● Brief
Please rewrite every line of the items below as a Markdown table with two columns, "Row" for the row number and "Line" for the line itself, leaving out blank lines.

━━━━━ Recorded data

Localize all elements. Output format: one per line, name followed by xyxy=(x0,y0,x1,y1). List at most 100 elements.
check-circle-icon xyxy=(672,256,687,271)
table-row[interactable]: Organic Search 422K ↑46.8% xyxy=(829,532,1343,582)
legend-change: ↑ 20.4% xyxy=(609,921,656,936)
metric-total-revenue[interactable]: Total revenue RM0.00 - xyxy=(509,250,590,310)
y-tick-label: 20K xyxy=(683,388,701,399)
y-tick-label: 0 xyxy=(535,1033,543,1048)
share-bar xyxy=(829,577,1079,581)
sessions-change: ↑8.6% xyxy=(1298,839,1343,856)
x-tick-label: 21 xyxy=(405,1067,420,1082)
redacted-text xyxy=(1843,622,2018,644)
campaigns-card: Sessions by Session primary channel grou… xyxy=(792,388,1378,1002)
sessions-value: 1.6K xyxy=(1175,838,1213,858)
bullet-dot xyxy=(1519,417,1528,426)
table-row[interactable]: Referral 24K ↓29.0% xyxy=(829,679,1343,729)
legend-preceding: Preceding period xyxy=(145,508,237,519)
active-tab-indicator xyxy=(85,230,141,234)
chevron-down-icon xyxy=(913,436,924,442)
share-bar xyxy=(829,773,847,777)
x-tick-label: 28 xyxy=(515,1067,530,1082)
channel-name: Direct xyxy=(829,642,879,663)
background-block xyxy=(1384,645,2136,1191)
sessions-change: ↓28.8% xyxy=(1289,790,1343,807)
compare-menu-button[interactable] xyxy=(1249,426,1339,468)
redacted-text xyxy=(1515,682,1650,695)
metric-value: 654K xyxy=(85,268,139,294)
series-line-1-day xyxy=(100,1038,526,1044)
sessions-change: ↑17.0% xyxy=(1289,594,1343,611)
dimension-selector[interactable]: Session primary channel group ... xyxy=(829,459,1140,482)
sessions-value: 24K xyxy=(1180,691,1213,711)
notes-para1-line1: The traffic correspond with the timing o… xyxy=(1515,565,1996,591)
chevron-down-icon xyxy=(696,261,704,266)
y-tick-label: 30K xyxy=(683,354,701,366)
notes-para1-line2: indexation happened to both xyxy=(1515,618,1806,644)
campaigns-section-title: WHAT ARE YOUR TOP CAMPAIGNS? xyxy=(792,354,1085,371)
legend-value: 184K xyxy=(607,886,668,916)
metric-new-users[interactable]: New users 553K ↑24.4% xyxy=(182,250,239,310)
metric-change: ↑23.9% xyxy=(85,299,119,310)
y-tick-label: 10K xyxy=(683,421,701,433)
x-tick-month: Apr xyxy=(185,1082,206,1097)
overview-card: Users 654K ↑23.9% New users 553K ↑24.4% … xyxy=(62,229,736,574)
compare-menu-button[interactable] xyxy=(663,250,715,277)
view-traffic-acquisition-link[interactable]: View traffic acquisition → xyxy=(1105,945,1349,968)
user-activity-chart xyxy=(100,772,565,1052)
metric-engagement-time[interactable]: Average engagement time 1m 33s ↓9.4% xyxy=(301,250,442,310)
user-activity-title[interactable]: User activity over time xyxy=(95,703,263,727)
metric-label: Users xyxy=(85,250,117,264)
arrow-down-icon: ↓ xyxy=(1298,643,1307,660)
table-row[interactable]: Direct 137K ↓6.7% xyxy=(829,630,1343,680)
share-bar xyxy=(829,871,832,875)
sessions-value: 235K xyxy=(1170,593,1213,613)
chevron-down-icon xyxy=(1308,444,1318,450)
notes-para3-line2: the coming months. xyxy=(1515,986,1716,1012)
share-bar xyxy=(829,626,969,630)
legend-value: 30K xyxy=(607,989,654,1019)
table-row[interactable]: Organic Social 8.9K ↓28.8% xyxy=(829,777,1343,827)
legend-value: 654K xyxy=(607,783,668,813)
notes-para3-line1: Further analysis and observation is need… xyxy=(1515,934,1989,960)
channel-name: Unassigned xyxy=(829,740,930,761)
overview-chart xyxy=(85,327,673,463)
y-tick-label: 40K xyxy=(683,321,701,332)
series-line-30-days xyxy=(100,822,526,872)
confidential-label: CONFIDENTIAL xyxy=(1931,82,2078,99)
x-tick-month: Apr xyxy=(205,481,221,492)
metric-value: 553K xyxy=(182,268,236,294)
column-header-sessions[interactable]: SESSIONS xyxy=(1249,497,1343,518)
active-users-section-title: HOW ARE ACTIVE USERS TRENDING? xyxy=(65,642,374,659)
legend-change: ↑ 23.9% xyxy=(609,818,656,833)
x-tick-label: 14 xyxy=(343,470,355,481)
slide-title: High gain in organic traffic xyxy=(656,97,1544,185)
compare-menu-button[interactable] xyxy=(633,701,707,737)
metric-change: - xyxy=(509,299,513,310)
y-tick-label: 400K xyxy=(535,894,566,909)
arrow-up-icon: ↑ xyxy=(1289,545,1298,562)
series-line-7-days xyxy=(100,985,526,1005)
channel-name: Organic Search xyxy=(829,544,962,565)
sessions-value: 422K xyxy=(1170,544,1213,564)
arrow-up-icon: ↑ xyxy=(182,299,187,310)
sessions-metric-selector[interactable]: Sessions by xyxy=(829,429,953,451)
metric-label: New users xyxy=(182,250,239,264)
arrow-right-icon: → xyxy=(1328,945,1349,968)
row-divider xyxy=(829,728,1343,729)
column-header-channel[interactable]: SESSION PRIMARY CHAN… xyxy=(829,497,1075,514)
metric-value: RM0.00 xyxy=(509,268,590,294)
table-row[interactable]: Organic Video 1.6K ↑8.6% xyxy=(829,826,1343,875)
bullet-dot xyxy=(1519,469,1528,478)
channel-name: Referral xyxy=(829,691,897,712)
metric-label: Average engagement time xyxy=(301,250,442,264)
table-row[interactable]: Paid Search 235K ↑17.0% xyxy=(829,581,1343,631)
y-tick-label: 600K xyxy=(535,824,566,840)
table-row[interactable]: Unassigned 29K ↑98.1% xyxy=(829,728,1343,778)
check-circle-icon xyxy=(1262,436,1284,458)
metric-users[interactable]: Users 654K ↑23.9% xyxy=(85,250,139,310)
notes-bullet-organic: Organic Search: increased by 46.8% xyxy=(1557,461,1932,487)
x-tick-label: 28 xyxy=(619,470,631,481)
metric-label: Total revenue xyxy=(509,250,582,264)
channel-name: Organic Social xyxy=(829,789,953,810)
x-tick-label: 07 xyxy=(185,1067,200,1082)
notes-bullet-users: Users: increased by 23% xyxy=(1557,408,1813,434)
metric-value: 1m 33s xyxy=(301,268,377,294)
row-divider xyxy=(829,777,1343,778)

━━━━━━━━━━

● Task answer
| Row | Line |
|---|---|
| 1 | Localize all elements. Output format: one per line, name followed by xyxy=(x0,y0,x1,y1). List at most 100 elements. |
| 2 | check-circle-icon xyxy=(672,256,687,271) |
| 3 | table-row[interactable]: Organic Search 422K ↑46.8% xyxy=(829,532,1343,582) |
| 4 | legend-change: ↑ 20.4% xyxy=(609,921,656,936) |
| 5 | metric-total-revenue[interactable]: Total revenue RM0.00 - xyxy=(509,250,590,310) |
| 6 | y-tick-label: 20K xyxy=(683,388,701,399) |
| 7 | y-tick-label: 0 xyxy=(535,1033,543,1048) |
| 8 | share-bar xyxy=(829,577,1079,581) |
| 9 | sessions-change: ↑8.6% xyxy=(1298,839,1343,856) |
| 10 | x-tick-label: 21 xyxy=(405,1067,420,1082) |
| 11 | redacted-text xyxy=(1843,622,2018,644) |
| 12 | campaigns-card: Sessions by Session primary channel grou… xyxy=(792,388,1378,1002) |
| 13 | sessions-value: 1.6K xyxy=(1175,838,1213,858) |
| 14 | bullet-dot xyxy=(1519,417,1528,426) |
| 15 | table-row[interactable]: Referral 24K ↓29.0% xyxy=(829,679,1343,729) |
| 16 | legend-preceding: Preceding period xyxy=(145,508,237,519) |
| 17 | active-tab-indicator xyxy=(85,230,141,234) |
| 18 | chevron-down-icon xyxy=(913,436,924,442) |
| 19 | share-bar xyxy=(829,773,847,777) |
| 20 | x-tick-label: 28 xyxy=(515,1067,530,1082) |
| 21 | channel-name: Direct xyxy=(829,642,879,663) |
| 22 | background-block xyxy=(1384,645,2136,1191) |
| 23 | sessions-change: ↓28.8% xyxy=(1289,790,1343,807) |
| 24 | compare-menu-button[interactable] xyxy=(1249,426,1339,468) |
| 25 | redacted-text xyxy=(1515,682,1650,695) |
| 26 | metric-value: 654K xyxy=(85,268,139,294) |
| 27 | series-line-1-day xyxy=(100,1038,526,1044) |
| 28 | sessions-change: ↑17.0% xyxy=(1289,594,1343,611) |
| 29 | dimension-selector[interactable]: Session primary channel group ... xyxy=(829,459,1140,482) |
| 30 | sessions-value: 24K xyxy=(1180,691,1213,711) |
| 31 | notes-para1-line1: The traffic correspond with the timing o… xyxy=(1515,565,1996,591) |
| 32 | chevron-down-icon xyxy=(696,261,704,266) |
| 33 | y-tick-label: 30K xyxy=(683,354,701,366) |
| 34 | notes-para1-line2: indexation happened to both xyxy=(1515,618,1806,644) |
| 35 | campaigns-section-title: WHAT ARE YOUR TOP CAMPAIGNS? xyxy=(792,354,1085,371) |
| 36 | legend-value: 184K xyxy=(607,886,668,916) |
| 37 | metric-new-users[interactable]: New users 553K ↑24.4% xyxy=(182,250,239,310) |
| 38 | metric-change: ↑23.9% xyxy=(85,299,119,310) |
| 39 | y-tick-label: 10K xyxy=(683,421,701,433) |
| 40 | x-tick-month: Apr xyxy=(185,1082,206,1097) |
| 41 | overview-card: Users 654K ↑23.9% New users 553K ↑24.4% … xyxy=(62,229,736,574) |
| 42 | compare-menu-button[interactable] xyxy=(663,250,715,277) |
| 43 | view-traffic-acquisition-link[interactable]: View traffic acquisition → xyxy=(1105,945,1349,968) |
| 44 | user-activity-chart xyxy=(100,772,565,1052) |
| 45 | metric-engagement-time[interactable]: Average engagement time 1m 33s ↓9.4% xyxy=(301,250,442,310) |
| 46 | user-activity-title[interactable]: User activity over time xyxy=(95,703,263,727) |
| 47 | metric-label: Users xyxy=(85,250,117,264) |
| 48 | arrow-down-icon: ↓ xyxy=(1298,643,1307,660) |
| 49 | table-row[interactable]: Direct 137K ↓6.7% xyxy=(829,630,1343,680) |
| 50 | share-bar xyxy=(829,871,832,875) |
| 51 | sessions-value: 235K xyxy=(1170,593,1213,613) |
| 52 | chevron-down-icon xyxy=(1308,444,1318,450) |
| 53 | notes-para3-line2: the coming months. xyxy=(1515,986,1716,1012) |
| 54 | share-bar xyxy=(829,626,969,630) |
| 55 | legend-value: 30K xyxy=(607,989,654,1019) |
| 56 | table-row[interactable]: Organic Social 8.9K ↓28.8% xyxy=(829,777,1343,827) |
| 57 | legend-value: 654K xyxy=(607,783,668,813) |
| 58 | notes-para3-line1: Further analysis and observation is need… xyxy=(1515,934,1989,960) |
| 59 | channel-name: Unassigned xyxy=(829,740,930,761) |
| 60 | overview-chart xyxy=(85,327,673,463) |
| 61 | y-tick-label: 40K xyxy=(683,321,701,332) |
| 62 | series-line-30-days xyxy=(100,822,526,872) |
| 63 | confidential-label: CONFIDENTIAL xyxy=(1931,82,2078,99) |
| 64 | x-tick-month: Apr xyxy=(205,481,221,492) |
| 65 | metric-value: 553K xyxy=(182,268,236,294) |
| 66 | column-header-sessions[interactable]: SESSIONS xyxy=(1249,497,1343,518) |
| 67 | active-users-section-title: HOW ARE ACTIVE USERS TRENDING? xyxy=(65,642,374,659) |
| 68 | legend-change: ↑ 23.9% xyxy=(609,818,656,833) |
| 69 | x-tick-label: 14 xyxy=(343,470,355,481) |
| 70 | slide-title: High gain in organic traffic xyxy=(656,97,1544,185) |
| 71 | compare-menu-button[interactable] xyxy=(633,701,707,737) |
| 72 | metric-change: - xyxy=(509,299,513,310) |
| 73 | y-tick-label: 400K xyxy=(535,894,566,909) |
| 74 | arrow-up-icon: ↑ xyxy=(1289,545,1298,562) |
| 75 | series-line-7-days xyxy=(100,985,526,1005) |
| 76 | channel-name: Organic Search xyxy=(829,544,962,565) |
| 77 | sessions-value: 422K xyxy=(1170,544,1213,564) |
| 78 | arrow-up-icon: ↑ xyxy=(182,299,187,310) |
| 79 | sessions-metric-selector[interactable]: Sessions by xyxy=(829,429,953,451) |
| 80 | metric-label: New users xyxy=(182,250,239,264) |
| 81 | arrow-right-icon: → xyxy=(1328,945,1349,968) |
| 82 | row-divider xyxy=(829,728,1343,729) |
| 83 | column-header-channel[interactable]: SESSION PRIMARY CHAN… xyxy=(829,497,1075,514) |
| 84 | metric-value: RM0.00 xyxy=(509,268,590,294) |
| 85 | table-row[interactable]: Organic Video 1.6K ↑8.6% xyxy=(829,826,1343,875) |
| 86 | bullet-dot xyxy=(1519,469,1528,478) |
| 87 | channel-name: Referral xyxy=(829,691,897,712) |
| 88 | metric-label: Average engagement time xyxy=(301,250,442,264) |
| 89 | table-row[interactable]: Paid Search 235K ↑17.0% xyxy=(829,581,1343,631) |
| 90 | y-tick-label: 600K xyxy=(535,824,566,840) |
| 91 | table-row[interactable]: Unassigned 29K ↑98.1% xyxy=(829,728,1343,778) |
| 92 | check-circle-icon xyxy=(1262,436,1284,458) |
| 93 | metric-users[interactable]: Users 654K ↑23.9% xyxy=(85,250,139,310) |
| 94 | notes-bullet-organic: Organic Search: increased by 46.8% xyxy=(1557,461,1932,487) |
| 95 | x-tick-label: 28 xyxy=(619,470,631,481) |
| 96 | metric-label: Total revenue xyxy=(509,250,582,264) |
| 97 | channel-name: Organic Social xyxy=(829,789,953,810) |
| 98 | x-tick-label: 07 xyxy=(185,1067,200,1082) |
| 99 | notes-bullet-users: Users: increased by 23% xyxy=(1557,408,1813,434) |
| 100 | metric-value: 1m 33s xyxy=(301,268,377,294) |
| 101 | row-divider xyxy=(829,777,1343,778) |